◆ Working data:
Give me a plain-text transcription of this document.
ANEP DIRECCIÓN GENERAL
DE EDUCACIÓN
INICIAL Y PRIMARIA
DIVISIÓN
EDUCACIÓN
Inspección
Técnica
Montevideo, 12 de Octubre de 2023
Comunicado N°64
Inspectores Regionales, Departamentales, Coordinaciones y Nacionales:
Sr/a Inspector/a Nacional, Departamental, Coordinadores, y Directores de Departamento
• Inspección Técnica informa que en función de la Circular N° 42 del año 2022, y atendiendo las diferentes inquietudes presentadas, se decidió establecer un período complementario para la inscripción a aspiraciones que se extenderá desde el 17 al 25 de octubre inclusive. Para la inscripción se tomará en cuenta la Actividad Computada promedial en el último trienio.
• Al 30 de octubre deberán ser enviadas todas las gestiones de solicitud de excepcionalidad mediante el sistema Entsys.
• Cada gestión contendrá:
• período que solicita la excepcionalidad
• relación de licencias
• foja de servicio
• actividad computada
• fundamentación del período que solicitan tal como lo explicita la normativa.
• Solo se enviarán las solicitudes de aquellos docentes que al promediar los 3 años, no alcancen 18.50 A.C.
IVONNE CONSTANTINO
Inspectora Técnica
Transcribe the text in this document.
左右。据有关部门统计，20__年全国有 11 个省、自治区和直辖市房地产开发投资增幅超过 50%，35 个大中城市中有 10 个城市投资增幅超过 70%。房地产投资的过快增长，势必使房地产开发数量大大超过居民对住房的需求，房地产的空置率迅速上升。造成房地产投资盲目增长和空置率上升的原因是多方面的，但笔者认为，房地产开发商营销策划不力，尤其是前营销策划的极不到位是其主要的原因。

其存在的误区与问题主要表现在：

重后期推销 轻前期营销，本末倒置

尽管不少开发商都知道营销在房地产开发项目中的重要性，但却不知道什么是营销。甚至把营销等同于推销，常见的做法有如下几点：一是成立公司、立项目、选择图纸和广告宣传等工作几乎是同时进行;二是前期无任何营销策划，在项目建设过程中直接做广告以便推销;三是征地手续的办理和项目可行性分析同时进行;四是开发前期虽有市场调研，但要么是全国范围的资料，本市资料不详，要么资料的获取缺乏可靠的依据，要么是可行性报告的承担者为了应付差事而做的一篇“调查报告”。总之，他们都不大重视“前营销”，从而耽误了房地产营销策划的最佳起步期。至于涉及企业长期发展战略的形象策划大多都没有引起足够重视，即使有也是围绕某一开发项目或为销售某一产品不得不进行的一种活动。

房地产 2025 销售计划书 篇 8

◆ Aim of the exercise: Report only the number of lines that hold the word "this".

◆ The completed task: 2